• **TEXT SECTION**
Jun 14, 2012, 11:33 AM EDT

Image (1) Mets%20Logo.png for post 3903

This is interesting. The Mets are circulating a survey to fans with the following question:

“The Mets are considering adding a designated ‘quiet’ seating section with lower volume PA announcements and no music or cheerleading. How likely would you be to purchase tickets in that section?”

This came in an email to fans. Not mentioned in the email, however, was the reasoning behind it:

The idea is aimed toward families with autistic children, the Mets told WFAN’s Boomer & Carton.

This would be really cool. We’ve seen some teams do this with peanut-free sections to accommodate fans with allergies. It and similar initiatives are a great move for organizations seeking to draw fans who might otherwise steer clear of the ballpark.

  1. Stacey - Jun 14, 2012 at 11:41 AM

    I love this idea so much. Good for the Mets. I hope they implement it.

  2. dondada10 - Jun 14, 2012 at 11:43 AM

    Classy move by the Mets. Wouldn’t be surprised if other teams follow suit, or if other teams are already doing this.

  3. The Common Man - Jun 14, 2012 at 11:51 AM

    Cool idea, and sounds like they’re doing due diligence to see if it’s feasible rather than just rushing in.

  4. singingfriar - Jun 14, 2012 at 11:53 AM

    i hate to sound like a curmudgeon, but how about all ballparks turning down the PA announcements and dispensing with the cheerleading and loud music in all sections, for all time?

• **RAW DATA**

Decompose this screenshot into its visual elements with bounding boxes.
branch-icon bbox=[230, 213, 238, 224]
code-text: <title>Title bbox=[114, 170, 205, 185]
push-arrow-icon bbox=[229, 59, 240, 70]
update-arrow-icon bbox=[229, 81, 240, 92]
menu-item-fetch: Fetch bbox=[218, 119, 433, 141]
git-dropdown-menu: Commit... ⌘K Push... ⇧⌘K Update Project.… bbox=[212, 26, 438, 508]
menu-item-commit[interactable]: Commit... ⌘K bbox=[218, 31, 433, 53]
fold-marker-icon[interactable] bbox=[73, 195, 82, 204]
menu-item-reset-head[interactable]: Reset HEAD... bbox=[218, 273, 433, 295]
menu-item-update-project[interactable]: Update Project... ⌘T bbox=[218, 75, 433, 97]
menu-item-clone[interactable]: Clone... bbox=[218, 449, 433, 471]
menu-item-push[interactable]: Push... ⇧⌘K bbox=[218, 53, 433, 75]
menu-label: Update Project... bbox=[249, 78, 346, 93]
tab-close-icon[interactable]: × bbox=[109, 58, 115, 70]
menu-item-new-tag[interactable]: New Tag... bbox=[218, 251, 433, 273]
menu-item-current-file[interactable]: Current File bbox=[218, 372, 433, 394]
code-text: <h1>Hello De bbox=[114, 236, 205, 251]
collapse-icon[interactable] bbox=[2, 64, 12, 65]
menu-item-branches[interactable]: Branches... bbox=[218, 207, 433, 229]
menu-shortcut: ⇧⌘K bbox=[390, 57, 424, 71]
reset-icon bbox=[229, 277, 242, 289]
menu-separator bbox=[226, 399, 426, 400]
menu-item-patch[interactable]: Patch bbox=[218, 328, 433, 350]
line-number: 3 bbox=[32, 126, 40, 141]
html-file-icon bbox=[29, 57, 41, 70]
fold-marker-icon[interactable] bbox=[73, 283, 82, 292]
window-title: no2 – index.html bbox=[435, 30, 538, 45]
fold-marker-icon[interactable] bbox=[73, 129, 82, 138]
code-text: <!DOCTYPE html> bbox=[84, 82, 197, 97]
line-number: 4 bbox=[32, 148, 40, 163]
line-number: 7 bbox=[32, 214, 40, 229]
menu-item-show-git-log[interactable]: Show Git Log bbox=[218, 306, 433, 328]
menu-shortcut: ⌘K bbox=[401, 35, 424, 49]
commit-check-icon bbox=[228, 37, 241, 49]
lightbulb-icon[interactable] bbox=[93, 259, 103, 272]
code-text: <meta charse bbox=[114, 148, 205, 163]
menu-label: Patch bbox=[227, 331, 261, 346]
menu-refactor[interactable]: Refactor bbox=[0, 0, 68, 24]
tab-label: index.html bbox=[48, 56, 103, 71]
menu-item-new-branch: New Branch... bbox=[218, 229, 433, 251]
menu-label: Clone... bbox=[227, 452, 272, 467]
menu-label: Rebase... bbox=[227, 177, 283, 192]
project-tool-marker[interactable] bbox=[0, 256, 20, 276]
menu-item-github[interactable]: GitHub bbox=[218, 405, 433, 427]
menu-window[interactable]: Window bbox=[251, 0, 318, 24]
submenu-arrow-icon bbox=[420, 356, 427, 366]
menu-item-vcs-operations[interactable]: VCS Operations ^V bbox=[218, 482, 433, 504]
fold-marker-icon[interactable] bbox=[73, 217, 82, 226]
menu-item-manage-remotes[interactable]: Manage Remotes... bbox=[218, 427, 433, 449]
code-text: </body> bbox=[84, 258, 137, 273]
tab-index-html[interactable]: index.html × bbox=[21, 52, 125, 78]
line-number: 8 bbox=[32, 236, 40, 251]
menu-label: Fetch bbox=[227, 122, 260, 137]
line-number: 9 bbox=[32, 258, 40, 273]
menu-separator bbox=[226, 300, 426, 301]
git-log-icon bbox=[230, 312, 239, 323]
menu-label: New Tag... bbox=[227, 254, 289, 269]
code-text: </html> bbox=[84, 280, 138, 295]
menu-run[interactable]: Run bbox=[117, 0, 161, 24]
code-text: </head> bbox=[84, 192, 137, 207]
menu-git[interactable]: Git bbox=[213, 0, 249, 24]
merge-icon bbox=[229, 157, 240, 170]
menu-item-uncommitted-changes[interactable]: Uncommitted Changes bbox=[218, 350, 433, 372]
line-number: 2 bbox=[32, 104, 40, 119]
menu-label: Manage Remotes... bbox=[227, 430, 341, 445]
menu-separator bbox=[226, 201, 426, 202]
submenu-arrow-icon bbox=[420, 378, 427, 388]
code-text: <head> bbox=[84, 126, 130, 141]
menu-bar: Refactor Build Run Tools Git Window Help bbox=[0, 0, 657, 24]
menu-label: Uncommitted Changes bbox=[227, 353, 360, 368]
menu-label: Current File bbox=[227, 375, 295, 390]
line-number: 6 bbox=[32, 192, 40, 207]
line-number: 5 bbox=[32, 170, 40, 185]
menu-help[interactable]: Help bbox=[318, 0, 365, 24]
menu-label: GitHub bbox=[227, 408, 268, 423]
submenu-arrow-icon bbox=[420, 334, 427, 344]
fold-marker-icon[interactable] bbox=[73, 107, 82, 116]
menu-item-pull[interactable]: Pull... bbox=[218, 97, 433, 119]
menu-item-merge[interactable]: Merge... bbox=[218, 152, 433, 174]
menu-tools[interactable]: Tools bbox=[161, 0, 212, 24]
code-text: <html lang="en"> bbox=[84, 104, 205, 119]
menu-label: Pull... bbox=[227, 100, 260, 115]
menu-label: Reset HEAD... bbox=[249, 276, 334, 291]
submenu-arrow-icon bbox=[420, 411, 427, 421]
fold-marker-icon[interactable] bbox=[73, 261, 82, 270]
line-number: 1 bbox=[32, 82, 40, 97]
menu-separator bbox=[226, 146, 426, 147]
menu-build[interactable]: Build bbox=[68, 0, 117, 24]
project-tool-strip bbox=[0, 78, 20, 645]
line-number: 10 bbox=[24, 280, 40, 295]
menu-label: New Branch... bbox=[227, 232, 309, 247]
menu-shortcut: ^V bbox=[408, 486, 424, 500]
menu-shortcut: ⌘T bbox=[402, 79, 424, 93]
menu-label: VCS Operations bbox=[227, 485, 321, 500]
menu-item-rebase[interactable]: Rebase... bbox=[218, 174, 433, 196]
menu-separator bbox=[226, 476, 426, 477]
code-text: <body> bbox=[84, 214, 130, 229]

• **WORK TO BE COMPLETED**
In the post about the Mets' proposed quiet seating section, which group is the idea aimed toward? The records aren't needed for this task.

• **RESPONSE AREA**
Families with autistic children.